_Exercise requirements_. Print the listing below exactly.

(Excerpts from a figure dataset)
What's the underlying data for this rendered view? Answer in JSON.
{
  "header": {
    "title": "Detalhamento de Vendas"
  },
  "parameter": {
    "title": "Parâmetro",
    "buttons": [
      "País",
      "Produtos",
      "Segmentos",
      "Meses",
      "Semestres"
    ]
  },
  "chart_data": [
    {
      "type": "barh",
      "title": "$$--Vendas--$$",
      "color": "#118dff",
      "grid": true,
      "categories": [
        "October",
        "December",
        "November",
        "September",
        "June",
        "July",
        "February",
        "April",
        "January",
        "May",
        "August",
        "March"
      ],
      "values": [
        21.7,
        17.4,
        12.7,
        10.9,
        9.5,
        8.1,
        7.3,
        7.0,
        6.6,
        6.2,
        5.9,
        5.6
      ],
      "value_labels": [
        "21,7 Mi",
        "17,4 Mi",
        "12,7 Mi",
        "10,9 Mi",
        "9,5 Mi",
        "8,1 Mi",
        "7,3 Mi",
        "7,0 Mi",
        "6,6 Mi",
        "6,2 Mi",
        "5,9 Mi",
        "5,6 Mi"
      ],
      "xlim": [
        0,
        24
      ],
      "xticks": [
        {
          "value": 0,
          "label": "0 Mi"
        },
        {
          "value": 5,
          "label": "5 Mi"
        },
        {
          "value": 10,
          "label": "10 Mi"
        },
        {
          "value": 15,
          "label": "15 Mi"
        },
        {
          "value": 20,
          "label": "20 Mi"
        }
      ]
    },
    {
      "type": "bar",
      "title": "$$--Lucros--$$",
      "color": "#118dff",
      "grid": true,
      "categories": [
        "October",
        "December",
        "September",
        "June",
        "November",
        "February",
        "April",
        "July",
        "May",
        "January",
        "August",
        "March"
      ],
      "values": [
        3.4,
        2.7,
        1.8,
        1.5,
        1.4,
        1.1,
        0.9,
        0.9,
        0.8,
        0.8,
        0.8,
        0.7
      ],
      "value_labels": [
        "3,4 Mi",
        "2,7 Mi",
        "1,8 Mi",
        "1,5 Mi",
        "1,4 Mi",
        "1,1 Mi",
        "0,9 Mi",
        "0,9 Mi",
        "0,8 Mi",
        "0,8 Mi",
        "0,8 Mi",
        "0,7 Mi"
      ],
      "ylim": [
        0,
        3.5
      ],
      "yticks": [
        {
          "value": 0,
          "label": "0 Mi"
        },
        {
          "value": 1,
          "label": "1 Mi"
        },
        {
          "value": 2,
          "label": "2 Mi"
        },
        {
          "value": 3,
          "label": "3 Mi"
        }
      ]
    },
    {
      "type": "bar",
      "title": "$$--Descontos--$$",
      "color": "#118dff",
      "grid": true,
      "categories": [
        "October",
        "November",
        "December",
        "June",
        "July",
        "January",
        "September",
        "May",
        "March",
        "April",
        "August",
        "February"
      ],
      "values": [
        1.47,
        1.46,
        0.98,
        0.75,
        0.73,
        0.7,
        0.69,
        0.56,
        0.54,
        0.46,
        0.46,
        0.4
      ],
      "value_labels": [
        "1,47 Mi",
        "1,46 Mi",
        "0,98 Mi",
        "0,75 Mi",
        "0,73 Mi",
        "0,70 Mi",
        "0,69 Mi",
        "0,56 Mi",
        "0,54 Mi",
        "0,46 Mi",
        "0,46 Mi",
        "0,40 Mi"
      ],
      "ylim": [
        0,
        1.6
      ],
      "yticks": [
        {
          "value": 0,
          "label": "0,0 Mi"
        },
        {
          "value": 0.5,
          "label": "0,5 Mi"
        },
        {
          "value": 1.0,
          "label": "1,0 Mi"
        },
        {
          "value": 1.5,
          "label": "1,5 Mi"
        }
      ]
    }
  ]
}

_Correct response_.
What's the underlying data for this rendered view? Answer in JSON.
{
  "header": {
    "title": "Detalhamento de Vendas"
  },
  "parameter": {
    "title": "Parâmetro",
    "buttons": [
      "País",
      "Produtos",
      "Segmentos",
      "Meses",
      "Semestres"
    ]
  },
  "chart_data": [
    {
      "type": "barh",
      "title": "$$--Vendas--$$",
      "color": "#118dff",
      "grid": true,
      "categories": [
        "October",
        "December",
        "November",
        "September",
        "June",
        "July",
        "February",
        "April",
        "January",
        "May",
        "August",
        "March"
      ],
      "values": [
        21.7,
        17.4,
        12.7,
        10.9,
        9.5,
        8.1,
        7.3,
        7.0,
        6.6,
        6.2,
        5.9,
        5.6
      ],
      "value_labels": [
        "21,7 Mi",
        "17,4 Mi",
        "12,7 Mi",
        "10,9 Mi",
        "9,5 Mi",
        "8,1 Mi",
        "7,3 Mi",
        "7,0 Mi",
        "6,6 Mi",
        "6,2 Mi",
        "5,9 Mi",
        "5,6 Mi"
      ],
      "xlim": [
        0,
        24
      ],
      "xticks": [
        {
          "value": 0,
          "label": "0 Mi"
        },
        {
          "value": 5,
          "label": "5 Mi"
        },
        {
          "value": 10,
          "label": "10 Mi"
        },
        {
          "value": 15,
          "label": "15 Mi"
        },
        {
          "value": 20,
          "label": "20 Mi"
        }
      ]
    },
    {
      "type": "bar",
      "title": "$$--Lucros--$$",
      "color": "#118dff",
      "grid": true,
      "categories": [
        "October",
        "December",
        "September",
        "June",
        "November",
        "February",
        "April",
        "July",
        "May",
        "January",
        "August",
        "March"
      ],
      "values": [
        3.4,
        2.7,
        1.8,
        1.5,
        1.4,
        1.1,
        0.9,
        0.9,
        0.8,
        0.8,
        0.8,
        0.7
      ],
      "value_labels": [
        "3,4 Mi",
        "2,7 Mi",
        "1,8 Mi",
        "1,5 Mi",
        "1,4 Mi",
        "1,1 Mi",
        "0,9 Mi",
        "0,9 Mi",
        "0,8 Mi",
        "0,8 Mi",
        "0,8 Mi",
        "0,7 Mi"
      ],
      "ylim": [
        0,
        3.5
      ],
      "yticks": [
        {
          "value": 0,
          "label": "0 Mi"
        },
        {
          "value": 1,
          "label": "1 Mi"
        },
        {
          "value": 2,
          "label": "2 Mi"
        },
        {
          "value": 3,
          "label": "3 Mi"
        }
      ]
    },
    {
      "type": "bar",
      "title": "$$--Descontos--$$",
      "color": "#118dff",
      "grid": true,
      "categories": [
        "October",
        "November",
        "December",
        "June",
        "July",
        "January",
        "September",
        "May",
        "March",
        "April",
        "August",
        "February"
      ],
      "values": [
        1.47,
        1.46,
        0.98,
        0.75,
        0.73,
        0.7,
        0.69,
        0.56,
        0.54,
        0.46,
        0.46,
        0.4
      ],
      "value_labels": [
        "1,47 Mi",
        "1,46 Mi",
        "0,98 Mi",
        "0,75 Mi",
        "0,73 Mi",
        "0,70 Mi",
        "0,69 Mi",
        "0,56 Mi",
        "0,54 Mi",
        "0,46 Mi",
        "0,46 Mi",
        "0,40 Mi"
      ],
      "ylim": [
        0,
        1.6
      ],
      "yticks": [
        {
          "value": 0,
          "label": "0,0 Mi"
        },
        {
          "value": 0.5,
          "label": "0,5 Mi"
        },
        {
          "value": 1.0,
          "label": "1,0 Mi"
        },
        {
          "value": 1.5,
          "label": "1,5 Mi"
        }
      ]
    }
  ]
}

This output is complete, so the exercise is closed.